Stored records:
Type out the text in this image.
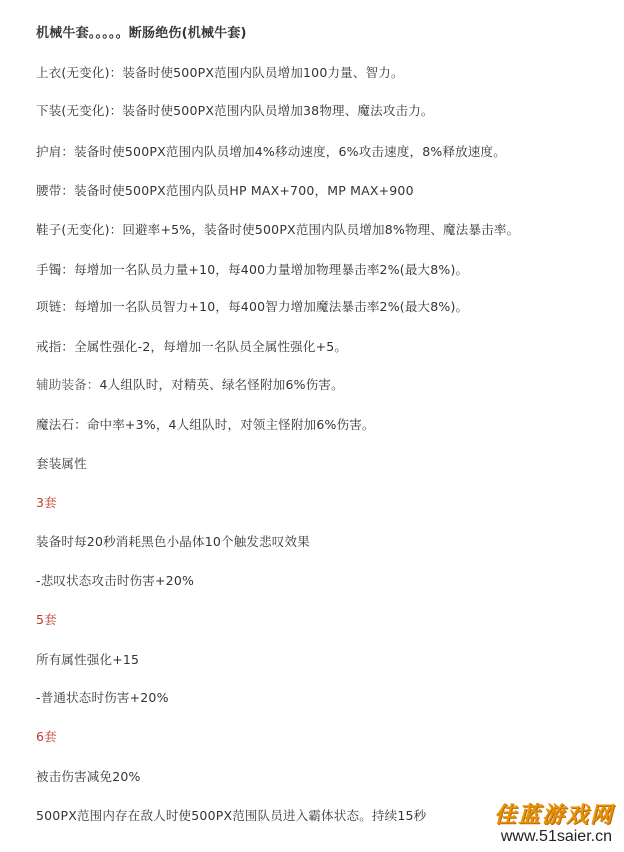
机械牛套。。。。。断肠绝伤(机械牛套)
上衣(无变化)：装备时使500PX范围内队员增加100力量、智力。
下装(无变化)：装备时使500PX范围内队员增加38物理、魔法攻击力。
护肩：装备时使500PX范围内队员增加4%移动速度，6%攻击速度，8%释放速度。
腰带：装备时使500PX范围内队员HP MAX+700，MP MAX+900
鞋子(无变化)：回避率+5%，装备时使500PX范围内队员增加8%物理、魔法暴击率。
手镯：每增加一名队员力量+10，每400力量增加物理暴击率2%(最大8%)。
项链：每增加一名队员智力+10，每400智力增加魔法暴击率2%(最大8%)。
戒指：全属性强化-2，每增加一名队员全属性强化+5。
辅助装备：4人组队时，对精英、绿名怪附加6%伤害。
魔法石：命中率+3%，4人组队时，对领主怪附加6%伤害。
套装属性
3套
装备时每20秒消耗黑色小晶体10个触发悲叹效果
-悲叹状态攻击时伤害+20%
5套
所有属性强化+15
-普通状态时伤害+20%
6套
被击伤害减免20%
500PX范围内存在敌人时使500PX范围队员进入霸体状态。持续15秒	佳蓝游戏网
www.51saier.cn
==
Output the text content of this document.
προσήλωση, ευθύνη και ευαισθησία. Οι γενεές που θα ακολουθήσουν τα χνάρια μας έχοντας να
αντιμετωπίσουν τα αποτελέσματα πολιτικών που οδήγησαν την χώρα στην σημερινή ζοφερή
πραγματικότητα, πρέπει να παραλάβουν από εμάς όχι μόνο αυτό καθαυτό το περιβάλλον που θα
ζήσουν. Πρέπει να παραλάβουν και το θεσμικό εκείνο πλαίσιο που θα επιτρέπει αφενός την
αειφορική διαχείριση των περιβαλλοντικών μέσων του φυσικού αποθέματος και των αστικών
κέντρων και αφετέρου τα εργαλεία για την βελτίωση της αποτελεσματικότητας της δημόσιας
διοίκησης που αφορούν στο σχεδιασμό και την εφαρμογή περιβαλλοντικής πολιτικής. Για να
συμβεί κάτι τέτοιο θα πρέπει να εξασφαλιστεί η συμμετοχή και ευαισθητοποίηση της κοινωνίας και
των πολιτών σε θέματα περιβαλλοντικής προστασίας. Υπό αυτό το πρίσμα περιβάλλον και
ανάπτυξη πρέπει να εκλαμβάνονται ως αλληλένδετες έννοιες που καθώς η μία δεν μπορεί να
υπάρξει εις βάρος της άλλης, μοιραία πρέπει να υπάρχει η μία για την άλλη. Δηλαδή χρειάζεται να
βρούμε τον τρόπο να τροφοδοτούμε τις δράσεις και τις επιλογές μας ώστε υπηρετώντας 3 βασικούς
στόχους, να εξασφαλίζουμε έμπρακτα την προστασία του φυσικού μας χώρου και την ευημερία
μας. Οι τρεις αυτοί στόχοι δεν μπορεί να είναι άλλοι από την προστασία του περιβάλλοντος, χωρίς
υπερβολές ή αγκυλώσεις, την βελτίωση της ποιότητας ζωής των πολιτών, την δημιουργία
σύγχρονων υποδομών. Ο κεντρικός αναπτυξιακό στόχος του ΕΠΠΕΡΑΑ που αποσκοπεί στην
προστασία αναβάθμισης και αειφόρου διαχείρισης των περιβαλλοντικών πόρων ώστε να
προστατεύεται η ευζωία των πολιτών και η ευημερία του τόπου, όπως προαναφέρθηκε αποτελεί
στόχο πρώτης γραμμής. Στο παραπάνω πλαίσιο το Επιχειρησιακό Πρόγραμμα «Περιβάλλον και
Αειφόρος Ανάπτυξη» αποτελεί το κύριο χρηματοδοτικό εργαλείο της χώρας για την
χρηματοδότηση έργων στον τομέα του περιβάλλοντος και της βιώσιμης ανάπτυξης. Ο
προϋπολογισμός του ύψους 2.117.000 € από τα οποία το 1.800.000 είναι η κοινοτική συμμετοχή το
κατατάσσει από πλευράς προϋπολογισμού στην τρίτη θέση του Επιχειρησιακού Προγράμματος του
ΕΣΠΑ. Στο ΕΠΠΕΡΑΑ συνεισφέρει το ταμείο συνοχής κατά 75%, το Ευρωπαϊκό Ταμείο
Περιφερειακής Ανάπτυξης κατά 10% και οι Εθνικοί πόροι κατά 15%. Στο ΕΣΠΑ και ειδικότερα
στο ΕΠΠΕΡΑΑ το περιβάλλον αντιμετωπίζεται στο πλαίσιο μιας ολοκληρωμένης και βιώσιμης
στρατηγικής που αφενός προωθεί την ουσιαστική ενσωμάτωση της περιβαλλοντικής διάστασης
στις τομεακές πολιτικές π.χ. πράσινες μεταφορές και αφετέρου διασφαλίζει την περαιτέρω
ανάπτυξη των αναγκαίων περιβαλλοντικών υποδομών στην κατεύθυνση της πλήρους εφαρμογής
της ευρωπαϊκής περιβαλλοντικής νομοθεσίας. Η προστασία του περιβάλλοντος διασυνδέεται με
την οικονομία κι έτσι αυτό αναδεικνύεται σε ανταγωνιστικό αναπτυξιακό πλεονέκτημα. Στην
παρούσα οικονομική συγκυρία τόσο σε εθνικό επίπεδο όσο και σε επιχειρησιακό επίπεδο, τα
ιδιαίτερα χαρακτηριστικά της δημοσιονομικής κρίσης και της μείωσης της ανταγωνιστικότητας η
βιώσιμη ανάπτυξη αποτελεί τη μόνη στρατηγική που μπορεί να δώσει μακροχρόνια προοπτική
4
...
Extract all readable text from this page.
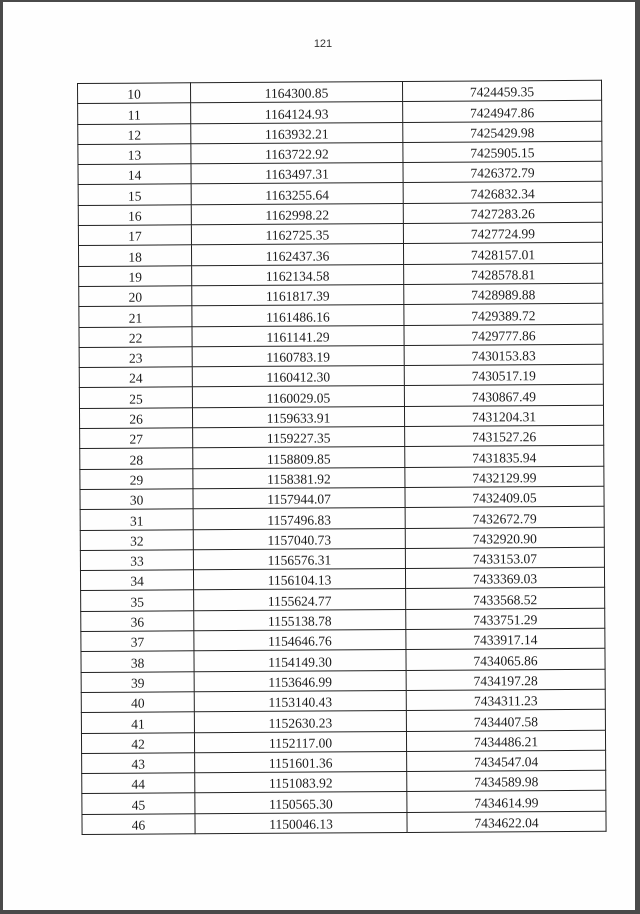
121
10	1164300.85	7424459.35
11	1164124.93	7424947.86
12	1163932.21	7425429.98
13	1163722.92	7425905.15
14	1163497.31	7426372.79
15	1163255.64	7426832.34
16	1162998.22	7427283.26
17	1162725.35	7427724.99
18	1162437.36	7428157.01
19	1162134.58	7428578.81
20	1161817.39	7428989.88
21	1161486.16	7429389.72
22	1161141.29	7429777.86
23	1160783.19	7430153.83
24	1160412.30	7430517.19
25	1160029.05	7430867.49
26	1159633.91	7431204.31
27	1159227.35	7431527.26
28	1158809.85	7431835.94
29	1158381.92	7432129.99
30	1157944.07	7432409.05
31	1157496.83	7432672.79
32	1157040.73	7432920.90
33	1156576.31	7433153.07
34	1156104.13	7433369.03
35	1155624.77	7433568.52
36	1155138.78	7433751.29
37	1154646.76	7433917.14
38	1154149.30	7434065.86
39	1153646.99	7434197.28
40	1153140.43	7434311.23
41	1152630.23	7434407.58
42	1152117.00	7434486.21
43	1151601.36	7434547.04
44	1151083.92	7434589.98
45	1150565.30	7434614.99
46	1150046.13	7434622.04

■ REQUIREMENT
Gather up every line from the listing above in which the word "this" occurs.

■ TASK SOLUTION
Type out the text in this image.
Output the text content of this document.
Extract all readable text from this page.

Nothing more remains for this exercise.